• Input rows
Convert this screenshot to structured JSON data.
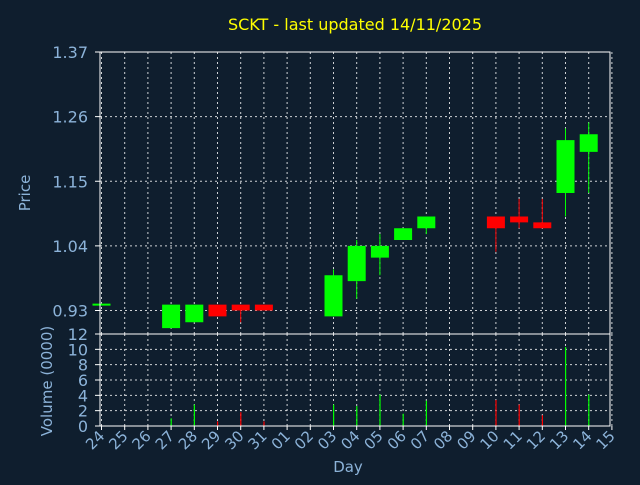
{
  "chart_data": {
    "type": "candlestick",
    "title": "SCKT - last updated 14/11/2025",
    "xlabel": "Day",
    "colors": {
      "background": "#0f1e2e",
      "axis": "#ffffff",
      "grid": "#ffffff",
      "up": "#00ff00",
      "down": "#ff0000",
      "text": "#8cb3d9",
      "title": "#ffff00"
    },
    "x_ticks": [
      "24",
      "25",
      "26",
      "27",
      "28",
      "29",
      "30",
      "31",
      "01",
      "02",
      "03",
      "04",
      "05",
      "06",
      "07",
      "08",
      "09",
      "10",
      "11",
      "12",
      "13",
      "14",
      "15"
    ],
    "price_panel": {
      "ylabel": "Price",
      "ylim": [
        0.89,
        1.37
      ],
      "yticks": [
        "0.93",
        "1.04",
        "1.15",
        "1.26",
        "1.37"
      ],
      "grid": true,
      "candles": [
        {
          "day": "24",
          "open": 0.94,
          "high": 0.94,
          "low": 0.94,
          "close": 0.94
        },
        {
          "day": "27",
          "open": 0.9,
          "high": 0.94,
          "low": 0.9,
          "close": 0.94
        },
        {
          "day": "28",
          "open": 0.91,
          "high": 0.94,
          "low": 0.91,
          "close": 0.94
        },
        {
          "day": "29",
          "open": 0.94,
          "high": 0.94,
          "low": 0.92,
          "close": 0.92
        },
        {
          "day": "30",
          "open": 0.94,
          "high": 0.94,
          "low": 0.91,
          "close": 0.93
        },
        {
          "day": "31",
          "open": 0.94,
          "high": 0.94,
          "low": 0.93,
          "close": 0.93
        },
        {
          "day": "03",
          "open": 0.92,
          "high": 1.0,
          "low": 0.92,
          "close": 0.99
        },
        {
          "day": "04",
          "open": 0.98,
          "high": 1.05,
          "low": 0.95,
          "close": 1.04
        },
        {
          "day": "05",
          "open": 1.02,
          "high": 1.06,
          "low": 0.99,
          "close": 1.04
        },
        {
          "day": "06",
          "open": 1.05,
          "high": 1.07,
          "low": 1.05,
          "close": 1.07
        },
        {
          "day": "07",
          "open": 1.07,
          "high": 1.09,
          "low": 1.06,
          "close": 1.09
        },
        {
          "day": "10",
          "open": 1.09,
          "high": 1.09,
          "low": 1.03,
          "close": 1.07
        },
        {
          "day": "11",
          "open": 1.09,
          "high": 1.12,
          "low": 1.07,
          "close": 1.08
        },
        {
          "day": "12",
          "open": 1.08,
          "high": 1.12,
          "low": 1.07,
          "close": 1.07
        },
        {
          "day": "13",
          "open": 1.13,
          "high": 1.24,
          "low": 1.09,
          "close": 1.22
        },
        {
          "day": "14",
          "open": 1.2,
          "high": 1.25,
          "low": 1.13,
          "close": 1.23
        }
      ]
    },
    "volume_panel": {
      "ylabel": "Volume (0000)",
      "ylim": [
        0,
        12
      ],
      "yticks": [
        "0",
        "2",
        "4",
        "6",
        "8",
        "10",
        "12"
      ],
      "grid": true,
      "bars": [
        {
          "day": "27",
          "value": 1.0,
          "up": true
        },
        {
          "day": "28",
          "value": 2.8,
          "up": true
        },
        {
          "day": "29",
          "value": 0.6,
          "up": false
        },
        {
          "day": "30",
          "value": 1.8,
          "up": false
        },
        {
          "day": "31",
          "value": 0.6,
          "up": false
        },
        {
          "day": "03",
          "value": 2.8,
          "up": true
        },
        {
          "day": "04",
          "value": 2.6,
          "up": true
        },
        {
          "day": "05",
          "value": 4.1,
          "up": true
        },
        {
          "day": "06",
          "value": 1.6,
          "up": true
        },
        {
          "day": "07",
          "value": 3.3,
          "up": true
        },
        {
          "day": "10",
          "value": 3.4,
          "up": false
        },
        {
          "day": "11",
          "value": 2.8,
          "up": false
        },
        {
          "day": "12",
          "value": 1.4,
          "up": false
        },
        {
          "day": "13",
          "value": 10.3,
          "up": true
        },
        {
          "day": "14",
          "value": 4.1,
          "up": true
        }
      ]
    }
  }
}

• Exercise directions
Transcribe each line above verbatim, with the pictures left out.

• Task result
Convert this screenshot to structured JSON data.
{
  "chart_data": {
    "type": "candlestick",
    "title": "SCKT - last updated 14/11/2025",
    "xlabel": "Day",
    "colors": {
      "background": "#0f1e2e",
      "axis": "#ffffff",
      "grid": "#ffffff",
      "up": "#00ff00",
      "down": "#ff0000",
      "text": "#8cb3d9",
      "title": "#ffff00"
    },
    "x_ticks": [
      "24",
      "25",
      "26",
      "27",
      "28",
      "29",
      "30",
      "31",
      "01",
      "02",
      "03",
      "04",
      "05",
      "06",
      "07",
      "08",
      "09",
      "10",
      "11",
      "12",
      "13",
      "14",
      "15"
    ],
    "price_panel": {
      "ylabel": "Price",
      "ylim": [
        0.89,
        1.37
      ],
      "yticks": [
        "0.93",
        "1.04",
        "1.15",
        "1.26",
        "1.37"
      ],
      "grid": true,
      "candles": [
        {
          "day": "24",
          "open": 0.94,
          "high": 0.94,
          "low": 0.94,
          "close": 0.94
        },
        {
          "day": "27",
          "open": 0.9,
          "high": 0.94,
          "low": 0.9,
          "close": 0.94
        },
        {
          "day": "28",
          "open": 0.91,
          "high": 0.94,
          "low": 0.91,
          "close": 0.94
        },
        {
          "day": "29",
          "open": 0.94,
          "high": 0.94,
          "low": 0.92,
          "close": 0.92
        },
        {
          "day": "30",
          "open": 0.94,
          "high": 0.94,
          "low": 0.91,
          "close": 0.93
        },
        {
          "day": "31",
          "open": 0.94,
          "high": 0.94,
          "low": 0.93,
          "close": 0.93
        },
        {
          "day": "03",
          "open": 0.92,
          "high": 1.0,
          "low": 0.92,
          "close": 0.99
        },
        {
          "day": "04",
          "open": 0.98,
          "high": 1.05,
          "low": 0.95,
          "close": 1.04
        },
        {
          "day": "05",
          "open": 1.02,
          "high": 1.06,
          "low": 0.99,
          "close": 1.04
        },
        {
          "day": "06",
          "open": 1.05,
          "high": 1.07,
          "low": 1.05,
          "close": 1.07
        },
        {
          "day": "07",
          "open": 1.07,
          "high": 1.09,
          "low": 1.06,
          "close": 1.09
        },
        {
          "day": "10",
          "open": 1.09,
          "high": 1.09,
          "low": 1.03,
          "close": 1.07
        },
        {
          "day": "11",
          "open": 1.09,
          "high": 1.12,
          "low": 1.07,
          "close": 1.08
        },
        {
          "day": "12",
          "open": 1.08,
          "high": 1.12,
          "low": 1.07,
          "close": 1.07
        },
        {
          "day": "13",
          "open": 1.13,
          "high": 1.24,
          "low": 1.09,
          "close": 1.22
        },
        {
          "day": "14",
          "open": 1.2,
          "high": 1.25,
          "low": 1.13,
          "close": 1.23
        }
      ]
    },
    "volume_panel": {
      "ylabel": "Volume (0000)",
      "ylim": [
        0,
        12
      ],
      "yticks": [
        "0",
        "2",
        "4",
        "6",
        "8",
        "10",
        "12"
      ],
      "grid": true,
      "bars": [
        {
          "day": "27",
          "value": 1.0,
          "up": true
        },
        {
          "day": "28",
          "value": 2.8,
          "up": true
        },
        {
          "day": "29",
          "value": 0.6,
          "up": false
        },
        {
          "day": "30",
          "value": 1.8,
          "up": false
        },
        {
          "day": "31",
          "value": 0.6,
          "up": false
        },
        {
          "day": "03",
          "value": 2.8,
          "up": true
        },
        {
          "day": "04",
          "value": 2.6,
          "up": true
        },
        {
          "day": "05",
          "value": 4.1,
          "up": true
        },
        {
          "day": "06",
          "value": 1.6,
          "up": true
        },
        {
          "day": "07",
          "value": 3.3,
          "up": true
        },
        {
          "day": "10",
          "value": 3.4,
          "up": false
        },
        {
          "day": "11",
          "value": 2.8,
          "up": false
        },
        {
          "day": "12",
          "value": 1.4,
          "up": false
        },
        {
          "day": "13",
          "value": 10.3,
          "up": true
        },
        {
          "day": "14",
          "value": 4.1,
          "up": true
        }
      ]
    }
  }
}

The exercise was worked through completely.